(DIRECTIVE):
From the listing below, extract every line containing "exertion".

(DATASET EXCERPTS):
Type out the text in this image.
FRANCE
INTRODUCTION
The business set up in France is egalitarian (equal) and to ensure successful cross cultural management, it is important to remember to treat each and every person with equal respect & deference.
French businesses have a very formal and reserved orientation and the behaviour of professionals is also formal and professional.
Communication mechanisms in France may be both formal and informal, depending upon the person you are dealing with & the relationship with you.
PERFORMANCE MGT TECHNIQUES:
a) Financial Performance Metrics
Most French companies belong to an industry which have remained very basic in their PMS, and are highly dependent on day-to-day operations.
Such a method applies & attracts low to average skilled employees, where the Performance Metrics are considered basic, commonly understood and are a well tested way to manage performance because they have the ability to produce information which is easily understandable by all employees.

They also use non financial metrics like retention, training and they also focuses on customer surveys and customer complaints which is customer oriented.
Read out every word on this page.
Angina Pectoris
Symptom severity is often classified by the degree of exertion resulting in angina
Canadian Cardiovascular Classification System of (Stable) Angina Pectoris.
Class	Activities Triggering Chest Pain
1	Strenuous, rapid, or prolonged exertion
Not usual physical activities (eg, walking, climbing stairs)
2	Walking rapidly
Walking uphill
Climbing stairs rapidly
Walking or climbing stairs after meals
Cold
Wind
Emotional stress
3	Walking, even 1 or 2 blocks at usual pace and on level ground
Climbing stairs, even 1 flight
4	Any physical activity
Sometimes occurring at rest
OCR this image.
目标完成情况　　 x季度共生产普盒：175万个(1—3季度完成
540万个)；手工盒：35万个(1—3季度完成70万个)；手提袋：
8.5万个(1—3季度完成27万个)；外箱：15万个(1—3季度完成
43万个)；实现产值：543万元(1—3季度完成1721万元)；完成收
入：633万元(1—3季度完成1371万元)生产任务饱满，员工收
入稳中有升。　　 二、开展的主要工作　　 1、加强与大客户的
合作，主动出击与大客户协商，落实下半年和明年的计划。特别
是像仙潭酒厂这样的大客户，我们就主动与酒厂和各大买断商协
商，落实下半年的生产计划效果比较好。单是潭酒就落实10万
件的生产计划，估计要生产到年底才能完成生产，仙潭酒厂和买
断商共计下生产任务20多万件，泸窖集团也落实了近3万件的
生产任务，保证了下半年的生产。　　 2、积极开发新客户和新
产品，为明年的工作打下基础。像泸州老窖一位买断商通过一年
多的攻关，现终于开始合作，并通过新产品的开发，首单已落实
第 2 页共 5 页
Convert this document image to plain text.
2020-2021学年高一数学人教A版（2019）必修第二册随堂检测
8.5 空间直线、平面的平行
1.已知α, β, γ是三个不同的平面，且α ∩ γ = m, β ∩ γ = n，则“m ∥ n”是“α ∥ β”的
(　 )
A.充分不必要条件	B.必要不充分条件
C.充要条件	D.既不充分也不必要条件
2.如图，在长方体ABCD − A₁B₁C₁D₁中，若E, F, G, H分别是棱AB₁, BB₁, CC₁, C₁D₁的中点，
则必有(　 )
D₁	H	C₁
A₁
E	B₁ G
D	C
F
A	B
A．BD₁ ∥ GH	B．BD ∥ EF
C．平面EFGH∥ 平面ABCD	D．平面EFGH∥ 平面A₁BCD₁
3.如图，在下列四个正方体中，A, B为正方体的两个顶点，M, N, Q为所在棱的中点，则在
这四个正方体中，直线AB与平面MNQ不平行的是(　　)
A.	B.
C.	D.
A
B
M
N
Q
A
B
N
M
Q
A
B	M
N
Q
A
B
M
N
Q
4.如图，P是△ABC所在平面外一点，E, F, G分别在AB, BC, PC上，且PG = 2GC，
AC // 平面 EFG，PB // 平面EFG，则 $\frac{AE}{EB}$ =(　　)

(WORKED SOLUTION):
Symptom severity is often classified by the degree of exertion resulting in angina
1	Strenuous, rapid, or prolonged exertion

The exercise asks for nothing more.